SHORT TASK 1.
Reproduce the forum thread about setting up journalisted word for word.

EXCERPT PROVIDED.
..............................
Coincidentally, I've been writing some setup notes this morning :-)
Not complete, but a start:
http://code.google.com/p/journa-list/source/browse/trunk/jl/install.txt
It's a little Ubuntu-centric I'm afraid... I've got some notes on
setting it up on a Mac from last week which I'll try and integrate soon.
Also, Gavin Buttimore got it all working under windows without huge
amounts of trouble, but I don't think we kept any notes on that...
> I've checked out the source from Google Code, but there seems to be
> some files missing, for example phplib/db.php and phplib/utility.php -
> would it be possible to ensure that svn is updated with any missing
> files. From that I'm guessing svn isn't used for deployment any more?
phplib and pylib are mySociety libraries. I've tried to lay out
journalisted the same way as a mySociety site, on the grounds that I
like their sites and they've got more experience at this kind of thing
than I. Also there was some talk of them hosting it at one point, so I
wanted to make sure it could work under their
fancy-pants-multiple-server deployment system :-)
> So the first task is to make sure all files are in svn and that all
> deployment is done through svn.
Other than the mySociety libs, the deployment is still basically an svn
export, followed by installation of a couple of site-specific config files.
> Secondly, you might want to consider having a "live" branch as well as
> the main trunk. New features can be collaboratively worked on via the
> trunk and deployed to a common staging area on demand. When a feature
> is ready, it can be merged into the live branch.
Definitely, but so far it's all been small incremental changes by one or
two people. Nothing really justifying a separate branch yet, but only a
matter of time, I'm sure.
There is a staging site, but it's not really been needed so far (and it
shares the live database due to space constraints)
> Secondly, is it possible to get a database snapshot? Either a a full
> dump or a slice big enough to develop with? A useful thing I did with
> geograph was write a script for generating developer dumps which
> stripped out anything sensitive like emails and passwords.
Unfortunately, I can't really open up the database - I keep full text in
there for future analysis, and it'd just be a big horrible legal problem.
..............................
Rows from a layout dataset
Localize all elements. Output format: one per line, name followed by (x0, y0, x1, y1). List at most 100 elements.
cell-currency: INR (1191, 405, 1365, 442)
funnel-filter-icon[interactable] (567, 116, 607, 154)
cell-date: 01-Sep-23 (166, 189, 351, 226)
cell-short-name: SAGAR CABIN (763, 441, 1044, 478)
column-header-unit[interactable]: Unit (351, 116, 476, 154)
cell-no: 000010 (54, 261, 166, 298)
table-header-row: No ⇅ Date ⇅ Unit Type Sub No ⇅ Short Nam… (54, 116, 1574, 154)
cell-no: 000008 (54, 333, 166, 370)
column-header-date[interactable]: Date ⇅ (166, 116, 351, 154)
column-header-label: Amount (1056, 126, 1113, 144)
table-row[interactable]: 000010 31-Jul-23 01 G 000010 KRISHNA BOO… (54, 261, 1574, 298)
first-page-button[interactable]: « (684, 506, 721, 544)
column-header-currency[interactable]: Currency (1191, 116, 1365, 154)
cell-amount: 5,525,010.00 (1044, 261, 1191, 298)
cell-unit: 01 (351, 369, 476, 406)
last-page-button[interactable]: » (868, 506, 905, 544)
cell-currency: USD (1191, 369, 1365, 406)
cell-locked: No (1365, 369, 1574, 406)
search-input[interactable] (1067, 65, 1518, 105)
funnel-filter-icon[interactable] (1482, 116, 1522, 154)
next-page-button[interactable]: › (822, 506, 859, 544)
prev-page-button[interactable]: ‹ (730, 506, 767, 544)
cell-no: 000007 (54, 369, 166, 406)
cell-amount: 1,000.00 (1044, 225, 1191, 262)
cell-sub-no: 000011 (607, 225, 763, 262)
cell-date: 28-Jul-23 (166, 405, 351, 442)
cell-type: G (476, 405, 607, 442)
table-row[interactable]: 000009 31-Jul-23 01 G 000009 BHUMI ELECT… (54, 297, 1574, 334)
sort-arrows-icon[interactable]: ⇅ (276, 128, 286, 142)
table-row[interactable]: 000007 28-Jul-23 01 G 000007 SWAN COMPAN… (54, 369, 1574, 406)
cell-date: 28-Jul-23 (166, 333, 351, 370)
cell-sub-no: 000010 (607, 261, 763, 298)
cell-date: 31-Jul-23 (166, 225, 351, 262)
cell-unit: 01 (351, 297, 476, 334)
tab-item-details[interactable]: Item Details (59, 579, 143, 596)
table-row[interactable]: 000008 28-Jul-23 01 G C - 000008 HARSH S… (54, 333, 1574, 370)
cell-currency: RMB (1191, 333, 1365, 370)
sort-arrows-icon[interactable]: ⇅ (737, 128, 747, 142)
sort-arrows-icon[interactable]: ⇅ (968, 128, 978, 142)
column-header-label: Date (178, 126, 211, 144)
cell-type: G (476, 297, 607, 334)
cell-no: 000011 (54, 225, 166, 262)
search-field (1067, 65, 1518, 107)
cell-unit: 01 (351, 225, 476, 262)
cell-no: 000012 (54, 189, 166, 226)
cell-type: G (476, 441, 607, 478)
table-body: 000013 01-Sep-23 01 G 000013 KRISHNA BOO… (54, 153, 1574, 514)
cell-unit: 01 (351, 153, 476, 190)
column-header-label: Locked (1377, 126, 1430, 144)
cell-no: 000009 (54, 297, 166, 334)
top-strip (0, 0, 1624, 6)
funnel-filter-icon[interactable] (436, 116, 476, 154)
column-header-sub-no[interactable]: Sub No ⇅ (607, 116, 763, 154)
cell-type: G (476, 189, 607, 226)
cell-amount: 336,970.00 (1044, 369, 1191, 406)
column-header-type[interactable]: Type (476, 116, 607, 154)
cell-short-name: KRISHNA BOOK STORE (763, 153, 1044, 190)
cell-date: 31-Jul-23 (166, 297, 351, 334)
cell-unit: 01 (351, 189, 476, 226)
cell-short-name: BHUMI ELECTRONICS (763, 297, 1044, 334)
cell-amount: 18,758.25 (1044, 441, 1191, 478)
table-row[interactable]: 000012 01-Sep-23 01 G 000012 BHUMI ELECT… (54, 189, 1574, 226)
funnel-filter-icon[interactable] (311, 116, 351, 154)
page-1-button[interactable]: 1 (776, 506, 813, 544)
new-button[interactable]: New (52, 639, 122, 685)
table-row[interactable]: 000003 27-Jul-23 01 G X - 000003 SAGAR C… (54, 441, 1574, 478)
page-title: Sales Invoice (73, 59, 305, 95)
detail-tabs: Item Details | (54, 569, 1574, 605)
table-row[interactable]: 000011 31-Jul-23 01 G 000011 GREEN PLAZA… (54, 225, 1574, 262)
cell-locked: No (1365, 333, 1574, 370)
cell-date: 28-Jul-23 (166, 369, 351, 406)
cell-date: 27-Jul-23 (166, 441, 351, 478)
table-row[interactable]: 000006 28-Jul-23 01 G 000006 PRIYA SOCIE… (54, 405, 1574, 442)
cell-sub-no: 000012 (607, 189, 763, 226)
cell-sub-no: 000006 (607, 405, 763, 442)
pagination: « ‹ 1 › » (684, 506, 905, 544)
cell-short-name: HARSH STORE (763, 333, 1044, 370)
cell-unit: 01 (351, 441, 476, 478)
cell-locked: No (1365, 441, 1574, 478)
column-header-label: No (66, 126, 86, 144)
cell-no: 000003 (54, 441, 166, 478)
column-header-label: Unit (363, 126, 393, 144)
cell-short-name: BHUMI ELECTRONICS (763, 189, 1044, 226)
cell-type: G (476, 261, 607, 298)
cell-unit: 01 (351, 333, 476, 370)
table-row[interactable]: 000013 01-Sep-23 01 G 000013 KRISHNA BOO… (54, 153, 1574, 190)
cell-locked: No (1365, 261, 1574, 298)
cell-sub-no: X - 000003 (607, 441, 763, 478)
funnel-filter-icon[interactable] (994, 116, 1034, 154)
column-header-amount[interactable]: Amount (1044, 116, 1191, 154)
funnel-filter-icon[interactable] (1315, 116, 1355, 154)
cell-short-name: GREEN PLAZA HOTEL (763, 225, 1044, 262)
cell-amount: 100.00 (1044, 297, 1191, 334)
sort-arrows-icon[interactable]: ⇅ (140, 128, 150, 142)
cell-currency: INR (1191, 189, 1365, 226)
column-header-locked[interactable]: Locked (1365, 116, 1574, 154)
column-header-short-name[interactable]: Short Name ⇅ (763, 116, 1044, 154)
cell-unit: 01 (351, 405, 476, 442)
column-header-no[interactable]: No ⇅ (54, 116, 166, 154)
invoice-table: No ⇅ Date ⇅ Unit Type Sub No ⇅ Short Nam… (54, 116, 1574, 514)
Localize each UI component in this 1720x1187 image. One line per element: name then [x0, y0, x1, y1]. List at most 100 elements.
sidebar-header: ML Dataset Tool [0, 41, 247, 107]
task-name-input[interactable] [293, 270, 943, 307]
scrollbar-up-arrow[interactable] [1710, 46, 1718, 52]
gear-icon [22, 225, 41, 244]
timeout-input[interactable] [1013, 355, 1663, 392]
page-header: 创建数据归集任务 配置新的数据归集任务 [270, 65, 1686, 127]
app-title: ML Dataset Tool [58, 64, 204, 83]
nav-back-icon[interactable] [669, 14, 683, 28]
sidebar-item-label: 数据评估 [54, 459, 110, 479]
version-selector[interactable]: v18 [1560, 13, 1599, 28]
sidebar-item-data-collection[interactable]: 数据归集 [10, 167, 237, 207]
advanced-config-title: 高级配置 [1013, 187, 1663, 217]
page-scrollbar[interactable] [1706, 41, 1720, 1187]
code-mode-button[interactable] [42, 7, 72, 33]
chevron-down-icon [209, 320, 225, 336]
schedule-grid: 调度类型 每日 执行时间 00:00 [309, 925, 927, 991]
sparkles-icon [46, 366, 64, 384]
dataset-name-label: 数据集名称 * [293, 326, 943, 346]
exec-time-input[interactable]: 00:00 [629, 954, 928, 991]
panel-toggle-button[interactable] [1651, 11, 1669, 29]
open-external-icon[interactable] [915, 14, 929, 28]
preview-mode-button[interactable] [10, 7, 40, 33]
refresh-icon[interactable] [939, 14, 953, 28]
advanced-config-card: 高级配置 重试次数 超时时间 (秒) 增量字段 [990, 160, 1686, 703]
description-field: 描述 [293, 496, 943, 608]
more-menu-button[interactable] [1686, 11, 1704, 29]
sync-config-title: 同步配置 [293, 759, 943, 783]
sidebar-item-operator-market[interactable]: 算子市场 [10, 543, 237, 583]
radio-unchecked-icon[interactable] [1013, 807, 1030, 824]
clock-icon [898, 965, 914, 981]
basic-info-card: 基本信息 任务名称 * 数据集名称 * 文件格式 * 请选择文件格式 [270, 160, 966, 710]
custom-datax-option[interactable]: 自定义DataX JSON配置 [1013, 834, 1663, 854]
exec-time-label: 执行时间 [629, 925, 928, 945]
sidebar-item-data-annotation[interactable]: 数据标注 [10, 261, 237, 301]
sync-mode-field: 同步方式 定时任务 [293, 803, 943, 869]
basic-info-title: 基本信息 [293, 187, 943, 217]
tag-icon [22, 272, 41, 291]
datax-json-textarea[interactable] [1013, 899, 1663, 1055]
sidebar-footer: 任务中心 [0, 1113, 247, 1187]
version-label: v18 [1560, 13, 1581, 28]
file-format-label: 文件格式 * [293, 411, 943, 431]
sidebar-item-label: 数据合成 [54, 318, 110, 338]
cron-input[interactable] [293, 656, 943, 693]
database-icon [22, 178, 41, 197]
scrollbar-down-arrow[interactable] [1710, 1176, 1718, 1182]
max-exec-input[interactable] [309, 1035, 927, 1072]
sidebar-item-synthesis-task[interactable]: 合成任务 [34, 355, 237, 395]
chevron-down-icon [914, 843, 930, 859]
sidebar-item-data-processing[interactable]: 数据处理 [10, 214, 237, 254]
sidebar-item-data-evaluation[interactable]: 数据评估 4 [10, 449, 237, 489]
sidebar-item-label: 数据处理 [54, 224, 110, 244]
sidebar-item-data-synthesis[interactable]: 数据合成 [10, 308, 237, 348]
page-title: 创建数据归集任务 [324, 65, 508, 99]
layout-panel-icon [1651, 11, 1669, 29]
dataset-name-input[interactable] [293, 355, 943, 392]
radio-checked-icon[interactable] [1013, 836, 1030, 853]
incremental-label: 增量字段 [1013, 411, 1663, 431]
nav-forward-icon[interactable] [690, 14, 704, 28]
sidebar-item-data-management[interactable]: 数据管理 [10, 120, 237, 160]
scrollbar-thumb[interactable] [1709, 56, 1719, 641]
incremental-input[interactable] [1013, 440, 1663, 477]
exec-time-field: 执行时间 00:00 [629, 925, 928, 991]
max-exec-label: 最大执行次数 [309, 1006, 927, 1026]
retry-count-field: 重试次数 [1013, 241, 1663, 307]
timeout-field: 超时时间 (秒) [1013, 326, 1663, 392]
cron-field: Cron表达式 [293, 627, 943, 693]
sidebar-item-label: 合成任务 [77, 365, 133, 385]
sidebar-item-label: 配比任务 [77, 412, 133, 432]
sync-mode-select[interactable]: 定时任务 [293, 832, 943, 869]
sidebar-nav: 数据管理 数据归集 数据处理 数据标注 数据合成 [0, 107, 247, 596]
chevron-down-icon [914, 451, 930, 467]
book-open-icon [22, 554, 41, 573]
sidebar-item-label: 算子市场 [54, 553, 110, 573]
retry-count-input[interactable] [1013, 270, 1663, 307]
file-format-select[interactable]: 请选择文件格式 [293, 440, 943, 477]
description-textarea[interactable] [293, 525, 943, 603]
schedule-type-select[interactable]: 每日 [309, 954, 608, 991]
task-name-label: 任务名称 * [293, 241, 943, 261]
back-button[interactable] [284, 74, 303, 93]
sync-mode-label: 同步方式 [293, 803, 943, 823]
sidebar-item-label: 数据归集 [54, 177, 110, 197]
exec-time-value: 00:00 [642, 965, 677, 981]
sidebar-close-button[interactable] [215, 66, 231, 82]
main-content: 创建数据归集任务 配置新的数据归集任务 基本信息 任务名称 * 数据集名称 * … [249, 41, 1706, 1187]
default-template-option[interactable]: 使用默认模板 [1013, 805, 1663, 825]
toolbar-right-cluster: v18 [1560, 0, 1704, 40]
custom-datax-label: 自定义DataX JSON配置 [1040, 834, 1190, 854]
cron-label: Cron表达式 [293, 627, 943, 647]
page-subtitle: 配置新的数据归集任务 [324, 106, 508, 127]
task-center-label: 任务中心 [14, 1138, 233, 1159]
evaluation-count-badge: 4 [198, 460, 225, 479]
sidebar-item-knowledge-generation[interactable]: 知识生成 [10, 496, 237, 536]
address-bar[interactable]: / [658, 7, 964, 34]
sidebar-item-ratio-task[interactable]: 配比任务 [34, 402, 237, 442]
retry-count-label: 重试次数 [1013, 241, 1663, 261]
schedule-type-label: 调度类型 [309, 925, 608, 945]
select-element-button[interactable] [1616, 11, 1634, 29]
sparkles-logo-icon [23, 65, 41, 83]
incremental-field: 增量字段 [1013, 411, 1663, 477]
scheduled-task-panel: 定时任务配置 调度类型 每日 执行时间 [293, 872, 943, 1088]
..............................
SHORT TASK 2.
Rewrite the entries above from their first line through the line with "next-page-button[interactable]: › (822, 506, 859, 544)", replacing "funnel-filter-icon" with "filter-icon" and leaving everything else unchanged.

WORKED SOLUTION 1.
Coincidentally, I've been writing some setup notes this morning :-)
Not complete, but a start:
http://code.google.com/p/journa-list/source/browse/trunk/jl/install.txt
It's a little Ubuntu-centric I'm afraid... I've got some notes on
setting it up on a Mac from last week which I'll try and integrate soon.
Also, Gavin Buttimore got it all working under windows without huge
amounts of trouble, but I don't think we kept any notes on that...
> I've checked out the source from Google Code, but there seems to be
> some files missing, for example phplib/db.php and phplib/utility.php -
> would it be possible to ensure that svn is updated with any missing
> files. From that I'm guessing svn isn't used for deployment any more?
phplib and pylib are mySociety libraries. I've tried to lay out
journalisted the same way as a mySociety site, on the grounds that I
like their sites and they've got more experience at this kind of thing
than I. Also there was some talk of them hosting it at one point, so I
wanted to make sure it could work under their
fancy-pants-multiple-server deployment system :-)
> So the first task is to make sure all files are in svn and that all
> deployment is done through svn.
Other than the mySociety libs, the deployment is still basically an svn
export, followed by installation of a couple of site-specific config files.
> Secondly, you might want to consider having a "live" branch as well as
> the main trunk. New features can be collaboratively worked on via the
> trunk and deployed to a common staging area on demand. When a feature
> is ready, it can be merged into the live branch.
Definitely, but so far it's all been small incremental changes by one or
two people. Nothing really justifying a separate branch yet, but only a
matter of time, I'm sure.
There is a staging site, but it's not really been needed so far (and it
shares the live database due to space constraints)
> Secondly, is it possible to get a database snapshot? Either a a full
> dump or a slice big enough to develop with? A useful thing I did with
> geograph was write a script for generating developer dumps which
> stripped out anything sensitive like emails and passwords.
Unfortunately, I can't really open up the database - I keep full text in
there for future analysis, and it'd just be a big horrible legal problem.

WORKED SOLUTION 2.
Localize all elements. Output format: one per line, name followed by (x0, y0, x1, y1). List at most 100 elements.
cell-currency: INR (1191, 405, 1365, 442)
filter-icon[interactable] (567, 116, 607, 154)
cell-date: 01-Sep-23 (166, 189, 351, 226)
cell-short-name: SAGAR CABIN (763, 441, 1044, 478)
column-header-unit[interactable]: Unit (351, 116, 476, 154)
cell-no: 000010 (54, 261, 166, 298)
table-header-row: No ⇅ Date ⇅ Unit Type Sub No ⇅ Short Nam… (54, 116, 1574, 154)
cell-no: 000008 (54, 333, 166, 370)
column-header-date[interactable]: Date ⇅ (166, 116, 351, 154)
column-header-label: Amount (1056, 126, 1113, 144)
table-row[interactable]: 000010 31-Jul-23 01 G 000010 KRISHNA BOO… (54, 261, 1574, 298)
first-page-button[interactable]: « (684, 506, 721, 544)
column-header-currency[interactable]: Currency (1191, 116, 1365, 154)
cell-amount: 5,525,010.00 (1044, 261, 1191, 298)
cell-unit: 01 (351, 369, 476, 406)
last-page-button[interactable]: » (868, 506, 905, 544)
cell-currency: USD (1191, 369, 1365, 406)
cell-locked: No (1365, 369, 1574, 406)
search-input[interactable] (1067, 65, 1518, 105)
filter-icon[interactable] (1482, 116, 1522, 154)
next-page-button[interactable]: › (822, 506, 859, 544)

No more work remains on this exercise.